* _WORK TO DO_
Copy all lines that contain the word "Quick".

* _DATA EXCERPTS_
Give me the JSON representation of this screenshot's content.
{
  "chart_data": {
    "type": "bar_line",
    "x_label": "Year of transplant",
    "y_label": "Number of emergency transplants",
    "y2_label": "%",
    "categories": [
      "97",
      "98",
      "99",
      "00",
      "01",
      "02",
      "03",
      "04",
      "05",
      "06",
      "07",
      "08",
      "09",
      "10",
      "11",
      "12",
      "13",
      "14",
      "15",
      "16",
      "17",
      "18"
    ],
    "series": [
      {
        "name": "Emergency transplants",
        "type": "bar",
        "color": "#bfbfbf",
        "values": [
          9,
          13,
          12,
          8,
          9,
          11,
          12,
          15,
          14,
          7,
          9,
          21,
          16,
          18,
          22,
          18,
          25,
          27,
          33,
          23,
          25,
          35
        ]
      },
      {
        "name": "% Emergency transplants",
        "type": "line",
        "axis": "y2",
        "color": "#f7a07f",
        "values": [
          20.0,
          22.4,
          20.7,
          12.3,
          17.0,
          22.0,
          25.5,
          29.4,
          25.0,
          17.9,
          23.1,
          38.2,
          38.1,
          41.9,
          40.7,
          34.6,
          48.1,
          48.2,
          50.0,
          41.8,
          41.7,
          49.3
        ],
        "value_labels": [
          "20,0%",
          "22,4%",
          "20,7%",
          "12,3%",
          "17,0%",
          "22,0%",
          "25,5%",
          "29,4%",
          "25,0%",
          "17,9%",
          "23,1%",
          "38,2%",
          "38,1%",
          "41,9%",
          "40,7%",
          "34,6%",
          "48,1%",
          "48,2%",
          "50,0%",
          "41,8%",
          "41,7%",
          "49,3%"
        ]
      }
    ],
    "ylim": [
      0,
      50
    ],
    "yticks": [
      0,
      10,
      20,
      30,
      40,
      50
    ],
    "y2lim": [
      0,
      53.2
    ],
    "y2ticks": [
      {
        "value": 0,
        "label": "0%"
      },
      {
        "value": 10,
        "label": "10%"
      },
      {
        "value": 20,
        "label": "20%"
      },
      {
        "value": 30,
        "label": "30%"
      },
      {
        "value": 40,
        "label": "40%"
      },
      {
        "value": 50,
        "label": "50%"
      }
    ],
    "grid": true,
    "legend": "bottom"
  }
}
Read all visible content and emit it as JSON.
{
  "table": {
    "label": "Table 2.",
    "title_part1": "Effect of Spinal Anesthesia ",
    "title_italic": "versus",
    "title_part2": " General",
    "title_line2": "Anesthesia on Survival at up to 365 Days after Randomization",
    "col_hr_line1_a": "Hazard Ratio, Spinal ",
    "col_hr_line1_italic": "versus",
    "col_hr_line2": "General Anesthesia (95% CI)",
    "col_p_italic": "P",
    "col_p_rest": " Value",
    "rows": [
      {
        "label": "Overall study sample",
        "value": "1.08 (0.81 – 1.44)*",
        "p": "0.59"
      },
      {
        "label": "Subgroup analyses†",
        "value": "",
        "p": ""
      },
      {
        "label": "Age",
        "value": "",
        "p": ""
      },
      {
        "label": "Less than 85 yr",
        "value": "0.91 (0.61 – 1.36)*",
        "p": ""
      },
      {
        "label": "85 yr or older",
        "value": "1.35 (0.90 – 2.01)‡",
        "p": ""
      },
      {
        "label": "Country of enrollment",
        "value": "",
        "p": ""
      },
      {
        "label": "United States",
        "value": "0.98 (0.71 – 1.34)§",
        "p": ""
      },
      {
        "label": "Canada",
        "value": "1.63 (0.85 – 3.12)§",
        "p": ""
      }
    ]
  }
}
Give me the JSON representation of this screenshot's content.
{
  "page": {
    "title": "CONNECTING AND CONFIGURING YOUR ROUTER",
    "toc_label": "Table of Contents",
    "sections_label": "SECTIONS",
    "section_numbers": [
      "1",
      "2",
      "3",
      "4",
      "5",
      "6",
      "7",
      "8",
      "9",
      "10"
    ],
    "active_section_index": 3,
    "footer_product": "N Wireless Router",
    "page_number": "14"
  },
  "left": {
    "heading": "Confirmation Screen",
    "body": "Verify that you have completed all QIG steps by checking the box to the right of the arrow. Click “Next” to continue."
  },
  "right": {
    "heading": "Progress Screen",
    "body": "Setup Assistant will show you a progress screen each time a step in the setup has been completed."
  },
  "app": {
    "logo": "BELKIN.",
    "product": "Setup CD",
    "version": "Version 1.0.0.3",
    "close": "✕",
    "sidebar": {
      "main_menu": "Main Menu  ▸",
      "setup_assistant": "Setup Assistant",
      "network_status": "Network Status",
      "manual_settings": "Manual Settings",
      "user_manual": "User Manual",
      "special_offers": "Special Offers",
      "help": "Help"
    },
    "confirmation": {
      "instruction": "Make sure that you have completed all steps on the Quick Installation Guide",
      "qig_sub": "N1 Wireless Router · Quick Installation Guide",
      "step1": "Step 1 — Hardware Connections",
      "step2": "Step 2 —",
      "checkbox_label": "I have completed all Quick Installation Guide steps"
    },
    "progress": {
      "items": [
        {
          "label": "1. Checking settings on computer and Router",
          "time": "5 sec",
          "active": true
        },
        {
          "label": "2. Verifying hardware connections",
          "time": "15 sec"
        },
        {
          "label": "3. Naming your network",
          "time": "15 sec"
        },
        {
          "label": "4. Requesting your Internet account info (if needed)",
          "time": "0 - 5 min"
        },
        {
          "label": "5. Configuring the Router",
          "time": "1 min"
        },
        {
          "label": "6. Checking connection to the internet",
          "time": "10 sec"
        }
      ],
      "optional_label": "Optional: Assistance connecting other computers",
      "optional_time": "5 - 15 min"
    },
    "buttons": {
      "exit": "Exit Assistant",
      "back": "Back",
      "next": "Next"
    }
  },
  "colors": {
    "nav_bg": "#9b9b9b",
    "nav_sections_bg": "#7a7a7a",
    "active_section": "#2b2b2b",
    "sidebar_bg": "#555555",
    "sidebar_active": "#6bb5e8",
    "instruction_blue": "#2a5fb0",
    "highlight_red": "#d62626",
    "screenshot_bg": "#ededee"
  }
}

* _RIGHT ANSWER_
      "instruction": "Make sure that you have completed all steps on the Quick Installation Guide",
      "qig_sub": "N1 Wireless Router · Quick Installation Guide",
      "checkbox_label": "I have completed all Quick Installation Guide steps"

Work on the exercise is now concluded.